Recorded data
[start]

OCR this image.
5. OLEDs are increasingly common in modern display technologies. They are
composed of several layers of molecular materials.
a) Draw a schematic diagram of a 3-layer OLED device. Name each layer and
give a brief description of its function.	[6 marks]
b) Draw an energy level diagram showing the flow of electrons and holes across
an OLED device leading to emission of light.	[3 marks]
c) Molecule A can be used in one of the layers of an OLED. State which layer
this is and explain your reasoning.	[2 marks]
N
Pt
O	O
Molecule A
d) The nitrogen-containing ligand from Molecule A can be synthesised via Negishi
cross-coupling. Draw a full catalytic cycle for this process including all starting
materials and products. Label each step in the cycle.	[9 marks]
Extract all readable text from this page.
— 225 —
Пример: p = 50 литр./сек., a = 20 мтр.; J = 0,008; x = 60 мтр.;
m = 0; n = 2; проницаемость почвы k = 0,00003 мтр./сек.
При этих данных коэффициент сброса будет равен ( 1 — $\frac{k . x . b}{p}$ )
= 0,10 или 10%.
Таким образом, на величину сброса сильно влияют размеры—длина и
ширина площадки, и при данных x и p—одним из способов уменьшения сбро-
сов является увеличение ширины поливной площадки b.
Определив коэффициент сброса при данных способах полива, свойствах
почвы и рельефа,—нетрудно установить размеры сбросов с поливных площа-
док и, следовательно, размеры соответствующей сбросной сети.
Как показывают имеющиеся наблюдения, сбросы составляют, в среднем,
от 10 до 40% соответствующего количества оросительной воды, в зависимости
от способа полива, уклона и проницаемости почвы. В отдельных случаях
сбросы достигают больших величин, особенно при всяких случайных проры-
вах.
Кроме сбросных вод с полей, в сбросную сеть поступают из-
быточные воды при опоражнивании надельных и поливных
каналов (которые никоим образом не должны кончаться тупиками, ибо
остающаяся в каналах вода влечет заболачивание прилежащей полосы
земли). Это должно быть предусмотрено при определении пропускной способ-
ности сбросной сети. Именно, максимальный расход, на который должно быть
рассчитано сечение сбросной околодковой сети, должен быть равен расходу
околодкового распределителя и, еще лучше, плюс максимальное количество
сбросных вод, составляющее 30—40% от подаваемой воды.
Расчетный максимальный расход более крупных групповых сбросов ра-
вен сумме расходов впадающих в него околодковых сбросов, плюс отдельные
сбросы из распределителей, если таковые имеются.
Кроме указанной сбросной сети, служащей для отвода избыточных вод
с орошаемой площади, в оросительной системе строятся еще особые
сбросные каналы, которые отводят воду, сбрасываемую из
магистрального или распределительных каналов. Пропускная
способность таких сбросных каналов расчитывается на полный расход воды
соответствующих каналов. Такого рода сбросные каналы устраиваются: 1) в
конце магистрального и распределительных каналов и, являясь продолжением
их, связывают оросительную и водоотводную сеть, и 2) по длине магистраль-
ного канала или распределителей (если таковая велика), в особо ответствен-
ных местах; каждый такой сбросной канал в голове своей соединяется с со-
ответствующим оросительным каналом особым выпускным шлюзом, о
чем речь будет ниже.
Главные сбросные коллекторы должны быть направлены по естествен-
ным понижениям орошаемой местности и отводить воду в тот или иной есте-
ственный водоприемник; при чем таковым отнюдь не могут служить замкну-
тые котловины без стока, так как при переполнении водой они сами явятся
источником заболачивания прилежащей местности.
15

[end]

Stated exercise: Give the number of lines in the entries that hold the word "будет", and nothing else.

Solved exercise: 2